● WORK TO DO: Using the data beneath, show every line that includes the word "title".

● MATERIALS PROVIDED:
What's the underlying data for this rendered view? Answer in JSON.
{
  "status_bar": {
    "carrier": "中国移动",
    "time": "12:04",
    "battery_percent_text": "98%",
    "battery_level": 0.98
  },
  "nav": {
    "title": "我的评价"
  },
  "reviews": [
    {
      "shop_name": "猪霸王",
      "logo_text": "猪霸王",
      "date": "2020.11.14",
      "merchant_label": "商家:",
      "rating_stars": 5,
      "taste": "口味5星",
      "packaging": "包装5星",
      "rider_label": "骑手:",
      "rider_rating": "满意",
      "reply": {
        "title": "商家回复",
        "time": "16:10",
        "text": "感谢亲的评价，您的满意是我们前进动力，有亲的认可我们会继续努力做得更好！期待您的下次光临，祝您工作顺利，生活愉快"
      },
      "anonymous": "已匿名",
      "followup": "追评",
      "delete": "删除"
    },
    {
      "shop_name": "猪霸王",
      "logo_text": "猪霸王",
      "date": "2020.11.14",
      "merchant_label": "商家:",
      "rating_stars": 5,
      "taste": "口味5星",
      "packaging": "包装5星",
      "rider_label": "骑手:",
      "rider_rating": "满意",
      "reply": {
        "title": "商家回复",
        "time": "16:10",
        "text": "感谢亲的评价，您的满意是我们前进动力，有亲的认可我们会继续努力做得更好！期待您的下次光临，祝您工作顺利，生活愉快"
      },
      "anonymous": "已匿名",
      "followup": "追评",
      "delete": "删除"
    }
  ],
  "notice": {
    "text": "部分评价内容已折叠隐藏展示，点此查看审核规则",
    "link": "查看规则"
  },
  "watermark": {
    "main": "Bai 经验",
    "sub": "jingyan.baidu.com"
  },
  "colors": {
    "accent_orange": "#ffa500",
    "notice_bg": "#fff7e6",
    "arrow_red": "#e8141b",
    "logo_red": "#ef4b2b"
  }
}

...

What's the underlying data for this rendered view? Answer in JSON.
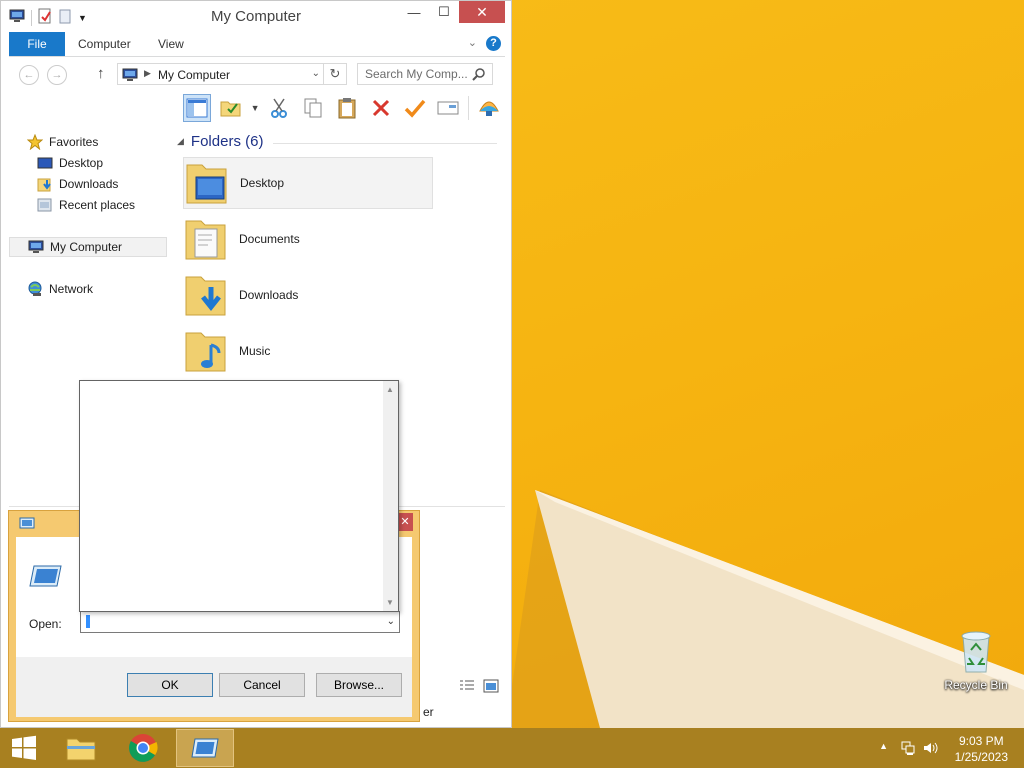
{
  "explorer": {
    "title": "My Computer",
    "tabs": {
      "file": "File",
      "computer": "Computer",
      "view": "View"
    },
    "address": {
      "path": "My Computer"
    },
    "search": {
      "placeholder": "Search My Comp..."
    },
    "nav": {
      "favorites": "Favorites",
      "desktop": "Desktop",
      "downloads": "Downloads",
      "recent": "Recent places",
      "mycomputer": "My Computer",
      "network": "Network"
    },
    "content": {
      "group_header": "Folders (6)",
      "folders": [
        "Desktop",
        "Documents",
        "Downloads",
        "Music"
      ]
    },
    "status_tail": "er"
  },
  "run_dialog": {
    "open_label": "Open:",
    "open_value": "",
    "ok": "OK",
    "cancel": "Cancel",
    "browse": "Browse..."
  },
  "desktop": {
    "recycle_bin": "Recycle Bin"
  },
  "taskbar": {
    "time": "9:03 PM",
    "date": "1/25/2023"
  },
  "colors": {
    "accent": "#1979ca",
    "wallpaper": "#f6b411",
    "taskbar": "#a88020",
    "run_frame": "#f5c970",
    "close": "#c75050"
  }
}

● EXERCISE SOLUTION:
    "title": "我的评价"
        "title": "商家回复",
        "title": "商家回复",
    "title": "My Computer",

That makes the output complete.